◆ EXERCISE OBJECTIVE
In the passage on open-set test-time adaptation, which datasets supply the out-of-distribution data for the CIFAR-10-C benchmark?

◆ DOCUMENT PASSAGE
________________________________________

Open-set test-time adaptation (TTA) updates models on new data in the presence of input shifts and unknown output classes. While recent methods have made progress on improving in-distribution (InD) accuracy for known classes, their ability to accurately detect out-of-distribution (OOD) unknown classes remains underexplored. We benchmark robust and open-set TTA methods (SAR, OSTTA, UniEnt, and SoTTA) on the standard corruption benchmarks of CIFAR-10-C at the small scale and ImageNet-C at the large scale. For CIFAR-10-C, we use OOD data from SVHN and CIFAR-100 in their respective corrupted forms of SVHN-C and CIFAR-100-C. For ImageNet-C, we use OOD data from ImageNet-O and Textures in their respective corrupted forms of ImageNet-O-C and Textures-C. ImageNet-O is nearer to ImageNet, as unknown but related object classes (like ''garlic bread'' vs. ''hot dog'' for food, or ''highway'' vs. ''dam'' for infrastructure), while Textures is farther from ImageNet, as non-object patterns (like ''cracked'' mud, ''porous'' sponge, ''veined'' leaves). We evaluate the accuracy and confidence of TTA methods for InD vs. OOD recognition on CIFAR-10-C and ImageNet-C. We verify the accuracy of each method's own OOD detection technique on CIFAR-10-C. We also evaluate on ImageNet-C and report both accuracy and standard OOD detection metrics. We further examine more realistic settings, in which the proportions and rates of OOD data can vary. To explore the trade-off between InD recognition and OOD rejection, we propose a new baseline that replaces softmax/multi-class output with sigmoid/multi-label output. Our analysis shows for the first time that current open-set TTA methods struggle to balance InD and OOD accuracy and that they only imperfectly filter OOD data for their own adaptation updates.

________________________________________

◆ EXTRACTED RECORDS
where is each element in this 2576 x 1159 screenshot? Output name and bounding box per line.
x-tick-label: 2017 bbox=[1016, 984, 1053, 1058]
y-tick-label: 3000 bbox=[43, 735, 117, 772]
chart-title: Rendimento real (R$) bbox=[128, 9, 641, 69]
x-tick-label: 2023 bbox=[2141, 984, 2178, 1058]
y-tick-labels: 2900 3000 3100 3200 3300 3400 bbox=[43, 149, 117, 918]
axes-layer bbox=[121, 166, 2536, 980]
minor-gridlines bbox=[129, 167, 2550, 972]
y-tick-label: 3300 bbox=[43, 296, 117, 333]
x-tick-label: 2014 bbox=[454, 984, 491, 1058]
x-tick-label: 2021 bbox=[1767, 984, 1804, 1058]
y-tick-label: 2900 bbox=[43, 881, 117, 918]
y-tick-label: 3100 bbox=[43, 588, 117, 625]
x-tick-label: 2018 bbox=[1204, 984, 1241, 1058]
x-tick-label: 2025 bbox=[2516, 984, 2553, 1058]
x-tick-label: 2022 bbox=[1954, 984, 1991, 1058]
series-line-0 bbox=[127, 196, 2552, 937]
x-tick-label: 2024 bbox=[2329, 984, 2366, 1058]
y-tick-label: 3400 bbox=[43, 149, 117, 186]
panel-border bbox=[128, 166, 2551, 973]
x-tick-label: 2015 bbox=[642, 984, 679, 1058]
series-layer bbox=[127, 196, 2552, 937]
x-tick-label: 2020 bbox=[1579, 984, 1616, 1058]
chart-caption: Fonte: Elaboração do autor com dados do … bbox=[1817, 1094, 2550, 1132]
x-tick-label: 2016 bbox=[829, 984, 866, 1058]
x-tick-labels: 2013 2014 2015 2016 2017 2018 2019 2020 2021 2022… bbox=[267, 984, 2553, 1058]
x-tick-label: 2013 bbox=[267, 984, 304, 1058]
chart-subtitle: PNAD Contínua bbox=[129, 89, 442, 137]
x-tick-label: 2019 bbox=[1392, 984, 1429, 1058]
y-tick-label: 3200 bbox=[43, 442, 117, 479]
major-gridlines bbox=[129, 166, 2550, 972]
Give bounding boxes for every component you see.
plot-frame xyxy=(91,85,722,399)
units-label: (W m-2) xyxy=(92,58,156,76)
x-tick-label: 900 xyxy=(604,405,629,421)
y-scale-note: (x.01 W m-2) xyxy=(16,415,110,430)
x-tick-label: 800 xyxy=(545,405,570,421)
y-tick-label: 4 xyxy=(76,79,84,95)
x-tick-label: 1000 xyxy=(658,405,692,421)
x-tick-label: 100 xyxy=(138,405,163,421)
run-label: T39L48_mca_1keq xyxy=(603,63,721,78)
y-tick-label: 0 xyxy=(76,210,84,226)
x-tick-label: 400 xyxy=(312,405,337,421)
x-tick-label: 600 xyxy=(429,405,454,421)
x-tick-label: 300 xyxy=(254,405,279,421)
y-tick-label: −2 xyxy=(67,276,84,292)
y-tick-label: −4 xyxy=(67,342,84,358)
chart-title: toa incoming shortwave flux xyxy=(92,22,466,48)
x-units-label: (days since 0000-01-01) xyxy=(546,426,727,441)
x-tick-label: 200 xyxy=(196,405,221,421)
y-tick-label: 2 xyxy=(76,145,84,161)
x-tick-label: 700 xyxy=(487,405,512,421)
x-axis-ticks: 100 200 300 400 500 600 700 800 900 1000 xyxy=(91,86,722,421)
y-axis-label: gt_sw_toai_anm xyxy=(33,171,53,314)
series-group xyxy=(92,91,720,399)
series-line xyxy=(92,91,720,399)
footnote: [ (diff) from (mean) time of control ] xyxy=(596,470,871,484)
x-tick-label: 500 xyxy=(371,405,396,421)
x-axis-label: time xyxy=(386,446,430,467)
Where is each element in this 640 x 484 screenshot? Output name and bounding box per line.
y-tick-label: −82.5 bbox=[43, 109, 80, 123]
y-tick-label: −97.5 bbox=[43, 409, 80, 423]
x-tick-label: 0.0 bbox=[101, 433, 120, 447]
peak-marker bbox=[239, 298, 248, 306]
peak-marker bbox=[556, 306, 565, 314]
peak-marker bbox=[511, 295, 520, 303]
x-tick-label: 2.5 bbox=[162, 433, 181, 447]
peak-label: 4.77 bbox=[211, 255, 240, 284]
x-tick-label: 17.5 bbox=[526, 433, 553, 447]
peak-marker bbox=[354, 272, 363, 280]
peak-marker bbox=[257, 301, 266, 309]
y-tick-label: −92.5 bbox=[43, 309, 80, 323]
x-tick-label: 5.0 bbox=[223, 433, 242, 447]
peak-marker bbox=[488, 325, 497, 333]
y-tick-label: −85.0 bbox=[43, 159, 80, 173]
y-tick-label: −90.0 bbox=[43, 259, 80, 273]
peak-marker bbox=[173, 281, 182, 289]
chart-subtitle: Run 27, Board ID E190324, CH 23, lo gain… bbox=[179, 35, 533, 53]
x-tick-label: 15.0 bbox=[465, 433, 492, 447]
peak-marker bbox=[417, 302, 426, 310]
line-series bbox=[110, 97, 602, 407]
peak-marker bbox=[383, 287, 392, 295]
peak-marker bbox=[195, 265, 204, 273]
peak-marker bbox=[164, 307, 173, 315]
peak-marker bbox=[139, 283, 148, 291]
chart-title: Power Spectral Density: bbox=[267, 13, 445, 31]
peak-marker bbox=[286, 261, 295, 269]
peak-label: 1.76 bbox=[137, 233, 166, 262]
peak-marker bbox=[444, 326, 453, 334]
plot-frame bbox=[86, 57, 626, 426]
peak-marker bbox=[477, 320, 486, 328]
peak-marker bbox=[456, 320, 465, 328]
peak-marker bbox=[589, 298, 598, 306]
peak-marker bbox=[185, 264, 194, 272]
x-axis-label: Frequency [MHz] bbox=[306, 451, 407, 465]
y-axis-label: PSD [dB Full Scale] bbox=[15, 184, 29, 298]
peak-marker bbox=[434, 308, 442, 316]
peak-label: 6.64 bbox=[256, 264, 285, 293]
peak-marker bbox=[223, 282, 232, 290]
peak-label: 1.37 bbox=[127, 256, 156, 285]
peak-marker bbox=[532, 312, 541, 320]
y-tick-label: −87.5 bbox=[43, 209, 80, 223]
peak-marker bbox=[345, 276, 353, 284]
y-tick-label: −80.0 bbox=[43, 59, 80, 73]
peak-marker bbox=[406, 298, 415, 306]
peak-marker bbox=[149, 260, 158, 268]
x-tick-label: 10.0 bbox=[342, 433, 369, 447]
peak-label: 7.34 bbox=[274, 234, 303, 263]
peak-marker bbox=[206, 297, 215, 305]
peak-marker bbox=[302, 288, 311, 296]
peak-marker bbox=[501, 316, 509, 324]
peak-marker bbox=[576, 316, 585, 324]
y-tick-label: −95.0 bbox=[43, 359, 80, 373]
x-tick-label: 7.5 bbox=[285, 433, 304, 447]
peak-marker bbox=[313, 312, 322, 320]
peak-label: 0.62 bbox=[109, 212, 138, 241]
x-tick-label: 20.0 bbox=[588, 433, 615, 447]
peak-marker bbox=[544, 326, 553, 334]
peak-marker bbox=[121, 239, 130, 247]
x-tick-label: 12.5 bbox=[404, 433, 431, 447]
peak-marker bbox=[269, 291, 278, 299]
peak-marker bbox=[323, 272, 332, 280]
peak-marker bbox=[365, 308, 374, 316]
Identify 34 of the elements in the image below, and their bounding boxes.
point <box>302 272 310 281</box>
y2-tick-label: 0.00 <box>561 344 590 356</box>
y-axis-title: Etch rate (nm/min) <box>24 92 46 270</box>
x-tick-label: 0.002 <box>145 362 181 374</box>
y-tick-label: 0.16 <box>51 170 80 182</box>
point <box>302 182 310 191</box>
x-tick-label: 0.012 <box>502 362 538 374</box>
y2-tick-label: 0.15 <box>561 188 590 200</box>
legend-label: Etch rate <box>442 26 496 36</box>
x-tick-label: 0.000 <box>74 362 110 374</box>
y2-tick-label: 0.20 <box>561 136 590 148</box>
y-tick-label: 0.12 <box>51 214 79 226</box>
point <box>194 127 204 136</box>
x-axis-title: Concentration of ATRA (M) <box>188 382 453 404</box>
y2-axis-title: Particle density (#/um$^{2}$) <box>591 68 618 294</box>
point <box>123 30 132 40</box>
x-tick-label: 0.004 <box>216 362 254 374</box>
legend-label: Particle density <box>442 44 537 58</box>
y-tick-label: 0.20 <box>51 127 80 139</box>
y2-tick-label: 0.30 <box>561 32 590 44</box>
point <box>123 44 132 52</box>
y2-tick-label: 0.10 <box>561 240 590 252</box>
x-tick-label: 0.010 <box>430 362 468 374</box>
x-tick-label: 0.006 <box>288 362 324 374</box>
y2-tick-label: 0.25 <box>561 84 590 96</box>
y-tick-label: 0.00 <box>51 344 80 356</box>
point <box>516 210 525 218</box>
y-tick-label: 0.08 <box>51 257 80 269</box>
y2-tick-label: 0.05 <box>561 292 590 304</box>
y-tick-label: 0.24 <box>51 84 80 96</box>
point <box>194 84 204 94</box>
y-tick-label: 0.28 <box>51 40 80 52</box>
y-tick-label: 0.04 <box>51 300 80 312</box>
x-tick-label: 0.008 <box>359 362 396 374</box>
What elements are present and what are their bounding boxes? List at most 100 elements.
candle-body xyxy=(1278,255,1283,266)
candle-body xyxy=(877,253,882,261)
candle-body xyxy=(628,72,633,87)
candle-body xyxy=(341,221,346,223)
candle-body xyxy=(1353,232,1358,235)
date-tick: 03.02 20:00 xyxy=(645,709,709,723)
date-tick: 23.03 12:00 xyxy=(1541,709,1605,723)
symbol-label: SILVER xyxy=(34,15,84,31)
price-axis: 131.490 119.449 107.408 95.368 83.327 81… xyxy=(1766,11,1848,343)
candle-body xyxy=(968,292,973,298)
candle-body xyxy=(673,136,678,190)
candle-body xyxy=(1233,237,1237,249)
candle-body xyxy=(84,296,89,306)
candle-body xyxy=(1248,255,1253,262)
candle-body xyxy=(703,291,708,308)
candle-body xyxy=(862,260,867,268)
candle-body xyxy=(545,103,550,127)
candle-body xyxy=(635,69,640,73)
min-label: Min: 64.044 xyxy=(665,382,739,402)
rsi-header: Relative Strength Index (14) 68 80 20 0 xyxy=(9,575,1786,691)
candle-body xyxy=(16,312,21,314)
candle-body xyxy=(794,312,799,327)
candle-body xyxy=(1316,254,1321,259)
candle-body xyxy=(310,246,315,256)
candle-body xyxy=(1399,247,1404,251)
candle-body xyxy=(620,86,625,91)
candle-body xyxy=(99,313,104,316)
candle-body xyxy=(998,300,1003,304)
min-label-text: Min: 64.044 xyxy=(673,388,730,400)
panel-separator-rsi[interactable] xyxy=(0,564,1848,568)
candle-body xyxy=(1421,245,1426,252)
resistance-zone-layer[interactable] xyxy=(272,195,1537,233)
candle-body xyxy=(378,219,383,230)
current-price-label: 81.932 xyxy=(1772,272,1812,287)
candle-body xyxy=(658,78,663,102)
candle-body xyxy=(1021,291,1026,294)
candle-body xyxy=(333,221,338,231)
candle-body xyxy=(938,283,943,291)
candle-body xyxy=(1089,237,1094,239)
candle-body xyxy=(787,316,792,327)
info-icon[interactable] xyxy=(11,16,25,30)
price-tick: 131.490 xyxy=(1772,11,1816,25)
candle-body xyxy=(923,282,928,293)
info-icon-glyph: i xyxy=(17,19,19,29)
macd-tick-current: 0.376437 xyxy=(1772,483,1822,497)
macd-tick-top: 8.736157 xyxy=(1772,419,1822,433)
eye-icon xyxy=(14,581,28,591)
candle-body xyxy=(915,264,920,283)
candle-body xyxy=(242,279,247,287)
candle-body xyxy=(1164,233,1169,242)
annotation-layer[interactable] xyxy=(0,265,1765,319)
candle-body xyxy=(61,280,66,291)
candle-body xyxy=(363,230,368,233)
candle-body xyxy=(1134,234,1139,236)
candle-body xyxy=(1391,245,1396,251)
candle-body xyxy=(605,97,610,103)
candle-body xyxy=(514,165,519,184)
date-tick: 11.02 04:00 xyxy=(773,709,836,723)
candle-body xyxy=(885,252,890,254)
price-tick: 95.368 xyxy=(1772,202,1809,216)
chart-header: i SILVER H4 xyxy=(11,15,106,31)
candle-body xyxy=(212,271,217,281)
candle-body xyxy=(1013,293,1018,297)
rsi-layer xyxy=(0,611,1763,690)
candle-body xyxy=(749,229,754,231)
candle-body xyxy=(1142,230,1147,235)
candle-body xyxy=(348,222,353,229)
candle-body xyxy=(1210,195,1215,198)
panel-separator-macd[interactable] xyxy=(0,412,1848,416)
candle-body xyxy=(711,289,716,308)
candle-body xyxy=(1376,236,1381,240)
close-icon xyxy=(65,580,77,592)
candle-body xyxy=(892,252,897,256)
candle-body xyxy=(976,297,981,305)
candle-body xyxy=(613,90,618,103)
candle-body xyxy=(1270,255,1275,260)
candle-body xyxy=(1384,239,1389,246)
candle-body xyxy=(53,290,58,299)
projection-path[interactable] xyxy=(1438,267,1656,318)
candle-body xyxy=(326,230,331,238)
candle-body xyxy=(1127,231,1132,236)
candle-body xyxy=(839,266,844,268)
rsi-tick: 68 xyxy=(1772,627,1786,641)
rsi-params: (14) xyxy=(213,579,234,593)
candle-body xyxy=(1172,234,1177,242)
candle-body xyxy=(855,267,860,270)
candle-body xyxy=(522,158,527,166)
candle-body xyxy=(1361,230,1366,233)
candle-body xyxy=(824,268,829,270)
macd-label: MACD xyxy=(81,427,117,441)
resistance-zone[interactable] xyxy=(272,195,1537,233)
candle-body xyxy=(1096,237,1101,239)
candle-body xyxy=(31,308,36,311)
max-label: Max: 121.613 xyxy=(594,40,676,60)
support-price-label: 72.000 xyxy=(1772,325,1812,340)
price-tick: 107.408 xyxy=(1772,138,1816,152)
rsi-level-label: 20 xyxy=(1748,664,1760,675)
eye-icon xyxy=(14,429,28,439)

________________________________________

◆ THE COMPLETED TASK
SVHN and CIFAR-100, used in their corrupted forms SVHN-C and CIFAR-100-C.